Repeat the material in full. Keep every line exactly as it is.
[start of RECORDS FOR THE TASK]
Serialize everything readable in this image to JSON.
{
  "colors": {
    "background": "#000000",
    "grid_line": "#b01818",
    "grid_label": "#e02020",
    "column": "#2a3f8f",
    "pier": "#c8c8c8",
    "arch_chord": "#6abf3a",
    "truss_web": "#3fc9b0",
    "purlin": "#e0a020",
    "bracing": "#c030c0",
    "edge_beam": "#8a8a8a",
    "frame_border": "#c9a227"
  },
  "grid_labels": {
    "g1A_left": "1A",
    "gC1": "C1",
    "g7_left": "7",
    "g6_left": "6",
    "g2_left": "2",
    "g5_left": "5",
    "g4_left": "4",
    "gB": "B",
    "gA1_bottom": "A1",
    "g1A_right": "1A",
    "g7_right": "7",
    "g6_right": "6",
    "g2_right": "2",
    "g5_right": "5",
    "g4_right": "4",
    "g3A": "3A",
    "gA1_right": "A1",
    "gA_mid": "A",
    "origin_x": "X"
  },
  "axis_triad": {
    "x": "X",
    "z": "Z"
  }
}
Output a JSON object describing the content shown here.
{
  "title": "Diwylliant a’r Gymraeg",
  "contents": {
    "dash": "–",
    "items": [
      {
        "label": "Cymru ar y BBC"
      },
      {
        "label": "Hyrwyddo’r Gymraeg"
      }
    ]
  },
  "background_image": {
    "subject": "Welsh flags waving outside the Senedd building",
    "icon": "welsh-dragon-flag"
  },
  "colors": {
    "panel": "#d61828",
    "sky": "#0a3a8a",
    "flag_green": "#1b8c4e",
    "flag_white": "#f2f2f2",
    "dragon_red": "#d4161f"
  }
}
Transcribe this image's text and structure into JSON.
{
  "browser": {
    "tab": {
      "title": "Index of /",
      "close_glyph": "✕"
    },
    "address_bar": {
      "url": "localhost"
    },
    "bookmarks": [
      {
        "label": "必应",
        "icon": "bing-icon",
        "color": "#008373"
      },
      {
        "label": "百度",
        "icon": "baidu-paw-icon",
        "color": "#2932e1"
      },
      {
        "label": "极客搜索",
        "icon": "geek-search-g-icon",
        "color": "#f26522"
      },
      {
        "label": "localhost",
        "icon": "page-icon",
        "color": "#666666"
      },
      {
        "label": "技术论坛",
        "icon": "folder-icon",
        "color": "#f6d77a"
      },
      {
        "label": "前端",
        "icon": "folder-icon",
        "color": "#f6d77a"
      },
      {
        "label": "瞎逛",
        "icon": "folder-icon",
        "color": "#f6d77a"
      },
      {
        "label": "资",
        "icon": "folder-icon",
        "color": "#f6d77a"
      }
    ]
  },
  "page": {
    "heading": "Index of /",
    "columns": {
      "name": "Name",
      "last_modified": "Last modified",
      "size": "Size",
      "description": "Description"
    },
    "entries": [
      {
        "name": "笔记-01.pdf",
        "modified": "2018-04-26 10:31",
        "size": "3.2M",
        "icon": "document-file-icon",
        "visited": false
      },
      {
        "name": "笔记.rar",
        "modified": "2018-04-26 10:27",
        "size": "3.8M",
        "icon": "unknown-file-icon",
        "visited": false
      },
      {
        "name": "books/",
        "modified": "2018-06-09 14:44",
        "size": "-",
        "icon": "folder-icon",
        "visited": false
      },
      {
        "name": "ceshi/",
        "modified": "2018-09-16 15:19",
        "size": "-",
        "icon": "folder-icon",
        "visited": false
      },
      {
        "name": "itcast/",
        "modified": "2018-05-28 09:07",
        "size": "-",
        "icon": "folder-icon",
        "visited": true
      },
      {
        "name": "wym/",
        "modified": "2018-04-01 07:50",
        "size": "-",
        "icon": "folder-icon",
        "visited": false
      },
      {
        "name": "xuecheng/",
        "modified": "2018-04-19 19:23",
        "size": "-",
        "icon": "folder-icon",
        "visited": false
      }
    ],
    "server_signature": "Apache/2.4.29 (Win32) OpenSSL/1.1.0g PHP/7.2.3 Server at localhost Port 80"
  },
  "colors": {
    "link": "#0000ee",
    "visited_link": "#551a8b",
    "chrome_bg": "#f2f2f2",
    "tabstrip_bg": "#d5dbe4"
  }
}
[end of RECORDS FOR THE TASK]
* ANSWER TO THE PROBLEM *
Serialize everything readable in this image to JSON.
{
  "colors": {
    "background": "#000000",
    "grid_line": "#b01818",
    "grid_label": "#e02020",
    "column": "#2a3f8f",
    "pier": "#c8c8c8",
    "arch_chord": "#6abf3a",
    "truss_web": "#3fc9b0",
    "purlin": "#e0a020",
    "bracing": "#c030c0",
    "edge_beam": "#8a8a8a",
    "frame_border": "#c9a227"
  },
  "grid_labels": {
    "g1A_left": "1A",
    "gC1": "C1",
    "g7_left": "7",
    "g6_left": "6",
    "g2_left": "2",
    "g5_left": "5",
    "g4_left": "4",
    "gB": "B",
    "gA1_bottom": "A1",
    "g1A_right": "1A",
    "g7_right": "7",
    "g6_right": "6",
    "g2_right": "2",
    "g5_right": "5",
    "g4_right": "4",
    "g3A": "3A",
    "gA1_right": "A1",
    "gA_mid": "A",
    "origin_x": "X"
  },
  "axis_triad": {
    "x": "X",
    "z": "Z"
  }
}
Output a JSON object describing the content shown here.
{
  "title": "Diwylliant a’r Gymraeg",
  "contents": {
    "dash": "–",
    "items": [
      {
        "label": "Cymru ar y BBC"
      },
      {
        "label": "Hyrwyddo’r Gymraeg"
      }
    ]
  },
  "background_image": {
    "subject": "Welsh flags waving outside the Senedd building",
    "icon": "welsh-dragon-flag"
  },
  "colors": {
    "panel": "#d61828",
    "sky": "#0a3a8a",
    "flag_green": "#1b8c4e",
    "flag_white": "#f2f2f2",
    "dragon_red": "#d4161f"
  }
}
Transcribe this image's text and structure into JSON.
{
  "browser": {
    "tab": {
      "title": "Index of /",
      "close_glyph": "✕"
    },
    "address_bar": {
      "url": "localhost"
    },
    "bookmarks": [
      {
        "label": "必应",
        "icon": "bing-icon",
        "color": "#008373"
      },
      {
        "label": "百度",
        "icon": "baidu-paw-icon",
        "color": "#2932e1"
      },
      {
        "label": "极客搜索",
        "icon": "geek-search-g-icon",
        "color": "#f26522"
      },
      {
        "label": "localhost",
        "icon": "page-icon",
        "color": "#666666"
      },
      {
        "label": "技术论坛",
        "icon": "folder-icon",
        "color": "#f6d77a"
      },
      {
        "label": "前端",
        "icon": "folder-icon",
        "color": "#f6d77a"
      },
      {
        "label": "瞎逛",
        "icon": "folder-icon",
        "color": "#f6d77a"
      },
      {
        "label": "资",
        "icon": "folder-icon",
        "color": "#f6d77a"
      }
    ]
  },
  "page": {
    "heading": "Index of /",
    "columns": {
      "name": "Name",
      "last_modified": "Last modified",
      "size": "Size",
      "description": "Description"
    },
    "entries": [
      {
        "name": "笔记-01.pdf",
        "modified": "2018-04-26 10:31",
        "size": "3.2M",
        "icon": "document-file-icon",
        "visited": false
      },
      {
        "name": "笔记.rar",
        "modified": "2018-04-26 10:27",
        "size": "3.8M",
        "icon": "unknown-file-icon",
        "visited": false
      },
      {
        "name": "books/",
        "modified": "2018-06-09 14:44",
        "size": "-",
        "icon": "folder-icon",
        "visited": false
      },
      {
        "name": "ceshi/",
        "modified": "2018-09-16 15:19",
        "size": "-",
        "icon": "folder-icon",
        "visited": false
      },
      {
        "name": "itcast/",
        "modified": "2018-05-28 09:07",
        "size": "-",
        "icon": "folder-icon",
        "visited": true
      },
      {
        "name": "wym/",
        "modified": "2018-04-01 07:50",
        "size": "-",
        "icon": "folder-icon",
        "visited": false
      },
      {
        "name": "xuecheng/",
        "modified": "2018-04-19 19:23",
        "size": "-",
        "icon": "folder-icon",
        "visited": false
      }
    ],
    "server_signature": "Apache/2.4.29 (Win32) OpenSSL/1.1.0g PHP/7.2.3 Server at localhost Port 80"
  },
  "colors": {
    "link": "#0000ee",
    "visited_link": "#551a8b",
    "chrome_bg": "#f2f2f2",
    "tabstrip_bg": "#d5dbe4"
  }
}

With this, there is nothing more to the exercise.